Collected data
◇ ◇ ◇ ◇ ◇

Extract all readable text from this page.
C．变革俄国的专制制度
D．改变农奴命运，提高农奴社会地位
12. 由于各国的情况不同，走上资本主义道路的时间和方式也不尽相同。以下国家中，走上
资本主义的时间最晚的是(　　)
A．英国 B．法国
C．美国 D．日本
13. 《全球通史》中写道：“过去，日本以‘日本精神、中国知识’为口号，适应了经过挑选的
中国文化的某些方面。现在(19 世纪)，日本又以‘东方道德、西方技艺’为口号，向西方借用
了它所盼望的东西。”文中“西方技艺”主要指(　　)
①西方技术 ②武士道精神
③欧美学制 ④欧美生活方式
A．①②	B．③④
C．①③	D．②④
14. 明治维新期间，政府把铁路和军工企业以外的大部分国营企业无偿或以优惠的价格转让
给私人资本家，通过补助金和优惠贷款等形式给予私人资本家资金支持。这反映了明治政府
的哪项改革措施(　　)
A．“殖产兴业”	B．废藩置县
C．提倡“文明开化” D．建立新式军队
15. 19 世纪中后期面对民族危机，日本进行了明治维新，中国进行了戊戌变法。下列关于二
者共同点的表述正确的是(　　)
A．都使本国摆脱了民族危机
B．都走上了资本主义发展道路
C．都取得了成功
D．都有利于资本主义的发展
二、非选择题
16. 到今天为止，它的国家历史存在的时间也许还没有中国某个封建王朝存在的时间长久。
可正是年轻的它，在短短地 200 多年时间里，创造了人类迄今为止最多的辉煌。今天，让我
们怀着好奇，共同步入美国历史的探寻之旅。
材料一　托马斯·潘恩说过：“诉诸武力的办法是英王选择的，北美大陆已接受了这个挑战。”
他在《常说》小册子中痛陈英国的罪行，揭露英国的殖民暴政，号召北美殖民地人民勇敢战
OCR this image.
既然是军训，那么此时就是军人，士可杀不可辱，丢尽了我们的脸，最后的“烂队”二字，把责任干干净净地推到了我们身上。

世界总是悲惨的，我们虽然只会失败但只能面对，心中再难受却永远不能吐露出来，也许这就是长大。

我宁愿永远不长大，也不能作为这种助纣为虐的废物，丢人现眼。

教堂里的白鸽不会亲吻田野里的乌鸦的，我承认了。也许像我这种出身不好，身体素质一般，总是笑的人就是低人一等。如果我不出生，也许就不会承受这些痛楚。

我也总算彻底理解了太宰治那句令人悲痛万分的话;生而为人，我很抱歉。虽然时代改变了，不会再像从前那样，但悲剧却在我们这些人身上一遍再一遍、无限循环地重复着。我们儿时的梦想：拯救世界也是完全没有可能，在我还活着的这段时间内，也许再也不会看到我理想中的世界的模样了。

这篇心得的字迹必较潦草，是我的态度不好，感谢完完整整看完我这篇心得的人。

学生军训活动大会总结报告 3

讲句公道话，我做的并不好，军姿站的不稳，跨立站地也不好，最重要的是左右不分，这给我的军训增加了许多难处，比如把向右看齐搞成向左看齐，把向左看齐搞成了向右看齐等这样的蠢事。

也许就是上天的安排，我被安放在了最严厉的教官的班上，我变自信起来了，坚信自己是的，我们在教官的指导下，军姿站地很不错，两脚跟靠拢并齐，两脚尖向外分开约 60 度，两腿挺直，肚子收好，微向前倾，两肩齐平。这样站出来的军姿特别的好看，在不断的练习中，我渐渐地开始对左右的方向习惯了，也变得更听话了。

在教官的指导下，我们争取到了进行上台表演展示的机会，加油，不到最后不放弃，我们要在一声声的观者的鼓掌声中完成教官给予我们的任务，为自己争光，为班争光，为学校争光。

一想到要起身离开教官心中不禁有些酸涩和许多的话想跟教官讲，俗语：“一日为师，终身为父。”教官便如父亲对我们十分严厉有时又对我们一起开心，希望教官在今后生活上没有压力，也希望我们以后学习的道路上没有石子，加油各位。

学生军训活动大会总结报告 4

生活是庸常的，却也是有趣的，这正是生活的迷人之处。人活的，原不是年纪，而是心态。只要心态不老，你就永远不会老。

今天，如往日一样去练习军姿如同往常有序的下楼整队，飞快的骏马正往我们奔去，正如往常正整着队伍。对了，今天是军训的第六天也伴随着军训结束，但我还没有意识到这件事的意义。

◇ ◇ ◇ ◇ ◇

▶ **Do this**:
Give back the whole listing exactly as it reads.

▶ **Exercise result**:
Extract all readable text from this page.
C．变革俄国的专制制度
D．改变农奴命运，提高农奴社会地位
12. 由于各国的情况不同，走上资本主义道路的时间和方式也不尽相同。以下国家中，走上
资本主义的时间最晚的是(　　)
A．英国 B．法国
C．美国 D．日本
13. 《全球通史》中写道：“过去，日本以‘日本精神、中国知识’为口号，适应了经过挑选的
中国文化的某些方面。现在(19 世纪)，日本又以‘东方道德、西方技艺’为口号，向西方借用
了它所盼望的东西。”文中“西方技艺”主要指(　　)
①西方技术 ②武士道精神
③欧美学制 ④欧美生活方式
A．①②	B．③④
C．①③	D．②④
14. 明治维新期间，政府把铁路和军工企业以外的大部分国营企业无偿或以优惠的价格转让
给私人资本家，通过补助金和优惠贷款等形式给予私人资本家资金支持。这反映了明治政府
的哪项改革措施(　　)
A．“殖产兴业”	B．废藩置县
C．提倡“文明开化” D．建立新式军队
15. 19 世纪中后期面对民族危机，日本进行了明治维新，中国进行了戊戌变法。下列关于二
者共同点的表述正确的是(　　)
A．都使本国摆脱了民族危机
B．都走上了资本主义发展道路
C．都取得了成功
D．都有利于资本主义的发展
二、非选择题
16. 到今天为止，它的国家历史存在的时间也许还没有中国某个封建王朝存在的时间长久。
可正是年轻的它，在短短地 200 多年时间里，创造了人类迄今为止最多的辉煌。今天，让我
们怀着好奇，共同步入美国历史的探寻之旅。
材料一　托马斯·潘恩说过：“诉诸武力的办法是英王选择的，北美大陆已接受了这个挑战。”
他在《常说》小册子中痛陈英国的罪行，揭露英国的殖民暴政，号召北美殖民地人民勇敢战
OCR this image.
既然是军训，那么此时就是军人，士可杀不可辱，丢尽了我们的脸，最后的“烂队”二字，把责任干干净净地推到了我们身上。

世界总是悲惨的，我们虽然只会失败但只能面对，心中再难受却永远不能吐露出来，也许这就是长大。

我宁愿永远不长大，也不能作为这种助纣为虐的废物，丢人现眼。

教堂里的白鸽不会亲吻田野里的乌鸦的，我承认了。也许像我这种出身不好，身体素质一般，总是笑的人就是低人一等。如果我不出生，也许就不会承受这些痛楚。

我也总算彻底理解了太宰治那句令人悲痛万分的话;生而为人，我很抱歉。虽然时代改变了，不会再像从前那样，但悲剧却在我们这些人身上一遍再一遍、无限循环地重复着。我们儿时的梦想：拯救世界也是完全没有可能，在我还活着的这段时间内，也许再也不会看到我理想中的世界的模样了。

这篇心得的字迹必较潦草，是我的态度不好，感谢完完整整看完我这篇心得的人。

学生军训活动大会总结报告 3

讲句公道话，我做的并不好，军姿站的不稳，跨立站地也不好，最重要的是左右不分，这给我的军训增加了许多难处，比如把向右看齐搞成向左看齐，把向左看齐搞成了向右看齐等这样的蠢事。

也许就是上天的安排，我被安放在了最严厉的教官的班上，我变自信起来了，坚信自己是的，我们在教官的指导下，军姿站地很不错，两脚跟靠拢并齐，两脚尖向外分开约 60 度，两腿挺直，肚子收好，微向前倾，两肩齐平。这样站出来的军姿特别的好看，在不断的练习中，我渐渐地开始对左右的方向习惯了，也变得更听话了。

在教官的指导下，我们争取到了进行上台表演展示的机会，加油，不到最后不放弃，我们要在一声声的观者的鼓掌声中完成教官给予我们的任务，为自己争光，为班争光，为学校争光。

一想到要起身离开教官心中不禁有些酸涩和许多的话想跟教官讲，俗语：“一日为师，终身为父。”教官便如父亲对我们十分严厉有时又对我们一起开心，希望教官在今后生活上没有压力，也希望我们以后学习的道路上没有石子，加油各位。

学生军训活动大会总结报告 4

生活是庸常的，却也是有趣的，这正是生活的迷人之处。人活的，原不是年纪，而是心态。只要心态不老，你就永远不会老。

今天，如往日一样去练习军姿如同往常有序的下楼整队，飞快的骏马正往我们奔去，正如往常正整着队伍。对了，今天是军训的第六天也伴随着军训结束，但我还没有意识到这件事的意义。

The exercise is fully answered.